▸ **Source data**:

━━━━━━━━━━━━━━━━

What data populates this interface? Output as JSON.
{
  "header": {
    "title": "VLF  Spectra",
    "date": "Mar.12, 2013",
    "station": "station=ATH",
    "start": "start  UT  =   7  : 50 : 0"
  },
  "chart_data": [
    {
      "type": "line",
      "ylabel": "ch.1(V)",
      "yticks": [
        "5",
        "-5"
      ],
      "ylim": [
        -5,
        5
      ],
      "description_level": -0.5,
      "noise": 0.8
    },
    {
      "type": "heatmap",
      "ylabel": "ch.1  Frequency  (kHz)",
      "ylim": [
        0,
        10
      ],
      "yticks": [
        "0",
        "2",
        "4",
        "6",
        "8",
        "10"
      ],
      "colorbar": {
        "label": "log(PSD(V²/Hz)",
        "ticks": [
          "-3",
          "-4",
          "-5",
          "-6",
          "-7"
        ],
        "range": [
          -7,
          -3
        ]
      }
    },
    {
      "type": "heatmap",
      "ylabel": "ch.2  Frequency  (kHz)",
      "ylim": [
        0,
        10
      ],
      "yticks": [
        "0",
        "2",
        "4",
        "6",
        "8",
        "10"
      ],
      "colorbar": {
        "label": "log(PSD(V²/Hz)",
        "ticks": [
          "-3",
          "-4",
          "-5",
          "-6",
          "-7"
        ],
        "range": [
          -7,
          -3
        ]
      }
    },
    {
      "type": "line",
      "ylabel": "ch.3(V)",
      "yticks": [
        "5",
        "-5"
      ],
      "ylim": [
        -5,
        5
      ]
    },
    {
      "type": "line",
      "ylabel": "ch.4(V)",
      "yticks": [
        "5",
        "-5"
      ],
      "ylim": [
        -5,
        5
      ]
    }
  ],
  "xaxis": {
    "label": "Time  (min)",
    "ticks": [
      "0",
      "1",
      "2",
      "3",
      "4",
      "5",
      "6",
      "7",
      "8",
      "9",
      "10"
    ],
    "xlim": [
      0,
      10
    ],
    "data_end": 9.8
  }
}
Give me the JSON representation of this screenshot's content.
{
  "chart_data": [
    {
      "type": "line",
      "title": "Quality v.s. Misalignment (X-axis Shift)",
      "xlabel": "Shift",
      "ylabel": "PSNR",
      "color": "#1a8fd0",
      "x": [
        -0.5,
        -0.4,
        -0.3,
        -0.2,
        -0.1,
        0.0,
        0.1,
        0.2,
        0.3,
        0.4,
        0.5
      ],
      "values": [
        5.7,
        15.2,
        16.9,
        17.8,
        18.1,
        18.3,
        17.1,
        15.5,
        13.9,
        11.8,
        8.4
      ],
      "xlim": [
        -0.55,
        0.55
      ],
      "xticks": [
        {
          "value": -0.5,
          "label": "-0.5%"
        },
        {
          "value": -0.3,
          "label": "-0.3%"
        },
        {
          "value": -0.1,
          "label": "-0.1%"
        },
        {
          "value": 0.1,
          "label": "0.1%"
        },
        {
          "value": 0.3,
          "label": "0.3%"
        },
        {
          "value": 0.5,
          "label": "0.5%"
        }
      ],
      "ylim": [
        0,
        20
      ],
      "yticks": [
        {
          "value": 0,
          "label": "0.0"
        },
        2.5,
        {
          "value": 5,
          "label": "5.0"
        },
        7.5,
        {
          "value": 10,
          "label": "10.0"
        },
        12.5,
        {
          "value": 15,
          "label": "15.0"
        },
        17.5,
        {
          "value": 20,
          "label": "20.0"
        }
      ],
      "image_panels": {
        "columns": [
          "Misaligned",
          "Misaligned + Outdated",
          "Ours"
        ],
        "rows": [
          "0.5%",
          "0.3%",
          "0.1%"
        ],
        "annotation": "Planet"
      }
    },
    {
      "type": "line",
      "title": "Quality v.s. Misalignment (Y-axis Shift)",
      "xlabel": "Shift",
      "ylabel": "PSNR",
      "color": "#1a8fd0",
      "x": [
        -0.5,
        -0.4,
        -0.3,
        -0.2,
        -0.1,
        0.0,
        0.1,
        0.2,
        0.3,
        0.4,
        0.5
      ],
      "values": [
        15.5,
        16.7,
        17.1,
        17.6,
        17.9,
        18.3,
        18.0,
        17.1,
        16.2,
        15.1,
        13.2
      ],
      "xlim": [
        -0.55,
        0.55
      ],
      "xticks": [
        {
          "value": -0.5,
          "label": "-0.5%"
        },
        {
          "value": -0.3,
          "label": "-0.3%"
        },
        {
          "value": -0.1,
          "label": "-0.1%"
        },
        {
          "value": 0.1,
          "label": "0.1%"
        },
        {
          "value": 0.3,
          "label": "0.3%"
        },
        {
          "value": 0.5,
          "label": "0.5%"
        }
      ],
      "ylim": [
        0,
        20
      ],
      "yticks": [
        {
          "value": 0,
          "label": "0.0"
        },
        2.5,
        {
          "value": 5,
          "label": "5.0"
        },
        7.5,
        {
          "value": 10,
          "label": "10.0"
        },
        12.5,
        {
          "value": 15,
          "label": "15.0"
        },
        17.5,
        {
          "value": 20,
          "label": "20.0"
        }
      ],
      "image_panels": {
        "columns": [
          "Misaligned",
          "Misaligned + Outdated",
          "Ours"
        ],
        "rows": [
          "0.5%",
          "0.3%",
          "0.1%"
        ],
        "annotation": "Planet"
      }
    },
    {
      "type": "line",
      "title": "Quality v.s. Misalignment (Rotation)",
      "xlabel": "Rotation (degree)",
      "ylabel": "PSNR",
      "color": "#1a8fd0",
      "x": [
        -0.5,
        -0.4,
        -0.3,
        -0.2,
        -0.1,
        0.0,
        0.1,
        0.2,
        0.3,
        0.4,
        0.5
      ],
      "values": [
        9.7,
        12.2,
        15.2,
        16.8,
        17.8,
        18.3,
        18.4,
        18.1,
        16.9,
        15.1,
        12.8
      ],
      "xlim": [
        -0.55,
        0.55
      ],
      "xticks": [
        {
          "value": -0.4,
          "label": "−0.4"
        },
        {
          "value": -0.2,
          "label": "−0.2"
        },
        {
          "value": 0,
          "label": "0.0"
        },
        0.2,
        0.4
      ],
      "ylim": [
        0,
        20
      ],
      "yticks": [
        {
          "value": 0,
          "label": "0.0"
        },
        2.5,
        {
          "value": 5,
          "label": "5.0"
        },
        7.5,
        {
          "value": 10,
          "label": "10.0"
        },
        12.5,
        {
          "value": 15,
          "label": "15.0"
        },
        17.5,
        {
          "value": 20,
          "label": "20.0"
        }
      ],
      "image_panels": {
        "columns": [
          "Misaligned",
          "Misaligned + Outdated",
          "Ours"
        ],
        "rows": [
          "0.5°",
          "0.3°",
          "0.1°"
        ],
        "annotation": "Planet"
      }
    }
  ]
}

━━━━━━━━━━━━━━━━

▸ **WRITTEN PROBLEM**: Pick out the lines containing the string "Shift".

▸ **RESPONSE**:
      "title": "Quality v.s. Misalignment (X-axis Shift)",
      "xlabel": "Shift",
      "title": "Quality v.s. Misalignment (Y-axis Shift)",
      "xlabel": "Shift",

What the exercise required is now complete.